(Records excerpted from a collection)

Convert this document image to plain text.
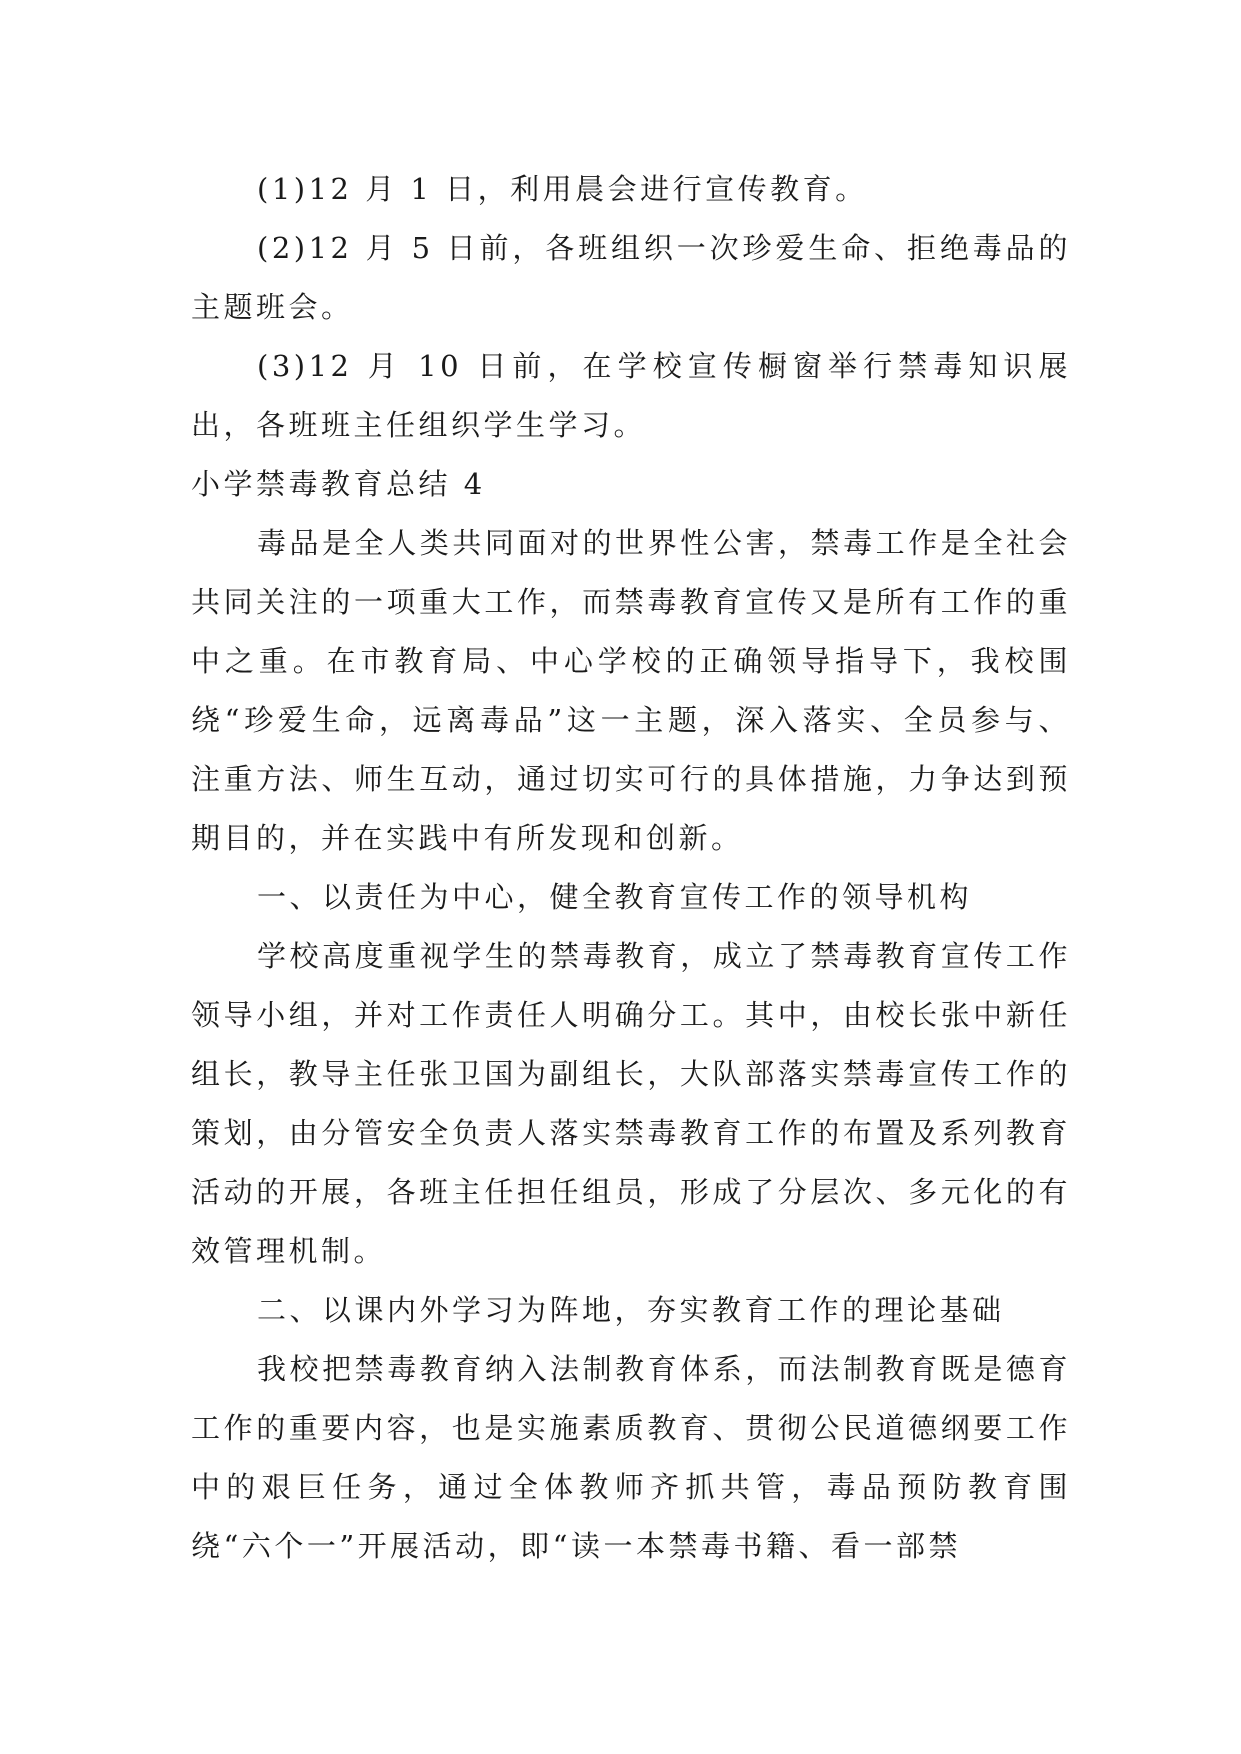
(1)12 月 1 日，利用晨会进行宣传教育。

(2)12 月 5 日前，各班组织一次珍爱生命、拒绝毒品的主题班会。

(3)12 月 10 日前，在学校宣传橱窗举行禁毒知识展出，各班班主任组织学生学习。

小学禁毒教育总结 4

毒品是全人类共同面对的世界性公害，禁毒工作是全社会共同关注的一项重大工作，而禁毒教育宣传又是所有工作的重中之重。在市教育局、中心学校的正确领导指导下，我校围绕“珍爱生命，远离毒品”这一主题，深入落实、全员参与、注重方法、师生互动，通过切实可行的具体措施，力争达到预期目的，并在实践中有所发现和创新。

一、以责任为中心，健全教育宣传工作的领导机构

学校高度重视学生的禁毒教育，成立了禁毒教育宣传工作领导小组，并对工作责任人明确分工。其中，由校长张中新任组长，教导主任张卫国为副组长，大队部落实禁毒宣传工作的策划，由分管安全负责人落实禁毒教育工作的布置及系列教育活动的开展，各班主任担任组员，形成了分层次、多元化的有效管理机制。

二、以课内外学习为阵地，夯实教育工作的理论基础

我校把禁毒教育纳入法制教育体系，而法制教育既是德育工作的重要内容，也是实施素质教育、贯彻公民道德纲要工作中的艰巨任务，通过全体教师齐抓共管，毒品预防教育围绕“六个一”开展活动，即“读一本禁毒书籍、看一部禁
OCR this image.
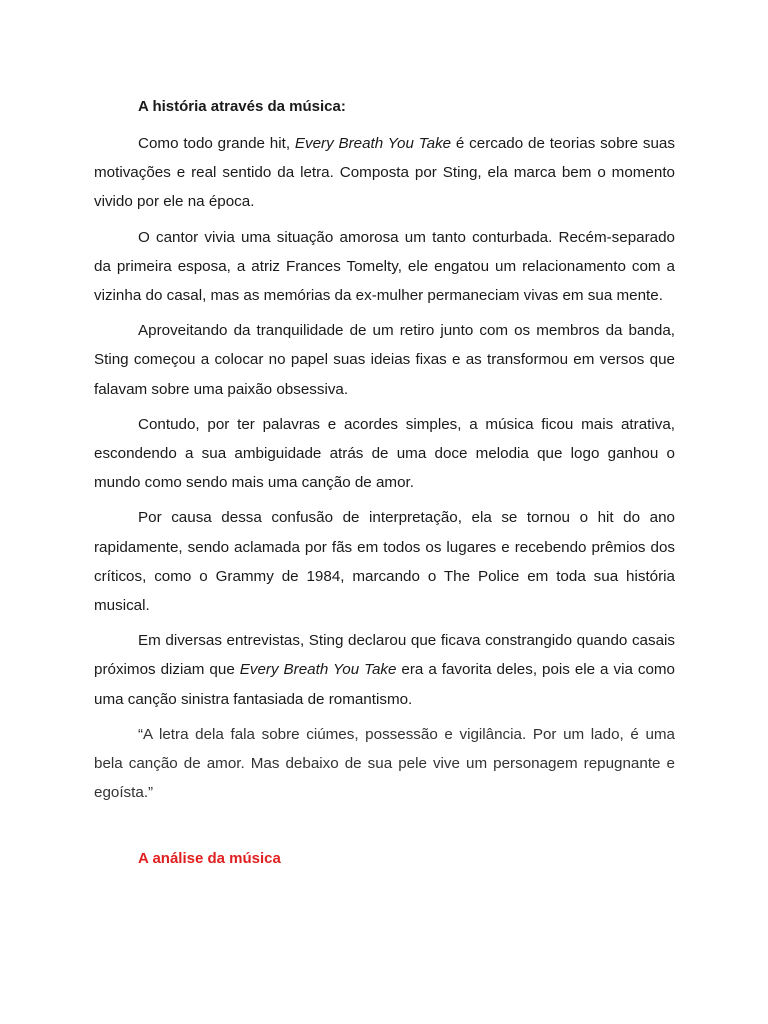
A história através da música:

Como todo grande hit, Every Breath You Take é cercado de teorias sobre suas motivações e real sentido da letra. Composta por Sting, ela marca bem o momento vivido por ele na época.

O cantor vivia uma situação amorosa um tanto conturbada. Recém-separado da primeira esposa, a atriz Frances Tomelty, ele engatou um relacionamento com a vizinha do casal, mas as memórias da ex-mulher permaneciam vivas em sua mente.

Aproveitando da tranquilidade de um retiro junto com os membros da banda, Sting começou a colocar no papel suas ideias fixas e as transformou em versos que falavam sobre uma paixão obsessiva.

Contudo, por ter palavras e acordes simples, a música ficou mais atrativa, escondendo a sua ambiguidade atrás de uma doce melodia que logo ganhou o mundo como sendo mais uma canção de amor.

Por causa dessa confusão de interpretação, ela se tornou o hit do ano rapidamente, sendo aclamada por fãs em todos os lugares e recebendo prêmios dos críticos, como o Grammy de 1984, marcando o The Police em toda sua história musical.

Em diversas entrevistas, Sting declarou que ficava constrangido quando casais próximos diziam que Every Breath You Take era a favorita deles, pois ele a via como uma canção sinistra fantasiada de romantismo.

“A letra dela fala sobre ciúmes, possessão e vigilância. Por um lado, é uma bela canção de amor. Mas debaixo de sua pele vive um personagem repugnante e egoísta.”

A análise da música
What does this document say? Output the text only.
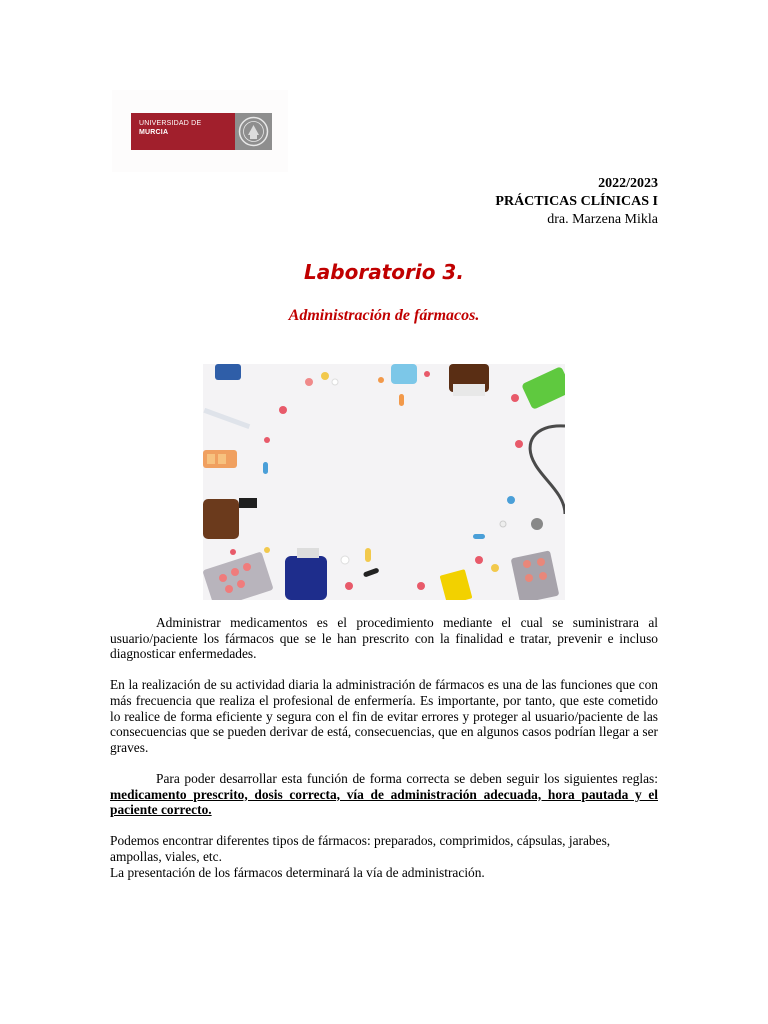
UNIVERSIDAD DE
MURCIA
2022/2023
PRÁCTICAS CLÍNICAS I
dra. Marzena Mikla
Laboratorio 3.
Administración de fármacos.

Administrar medicamentos es el procedimiento mediante el cual se suministrara al usuario/paciente los fármacos que se le han prescrito con la finalidad e tratar, prevenir e incluso diagnosticar enfermedades.

En la realización de su actividad diaria la administración de fármacos es una de las funciones que con más frecuencia que realiza el profesional de enfermería. Es importante, por tanto, que este cometido lo realice de forma eficiente y segura con el fin de evitar errores y proteger al usuario/paciente de las consecuencias que se pueden derivar de está, consecuencias, que en algunos casos podrían llegar a ser graves.

Para poder desarrollar esta función de forma correcta se deben seguir los siguientes reglas: medicamento prescrito, dosis correcta, vía de administración adecuada, hora pautada y el paciente correcto.

Podemos encontrar diferentes tipos de fármacos: preparados, comprimidos, cápsulas, jarabes, ampollas, viales, etc.
La presentación de los fármacos determinará la vía de administración.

Your goal >>
Show, from the listing above, each line that contains the word "text".

Solution to this exercise >>
Convert this document image to plain text.
What does this document say? Output the text only.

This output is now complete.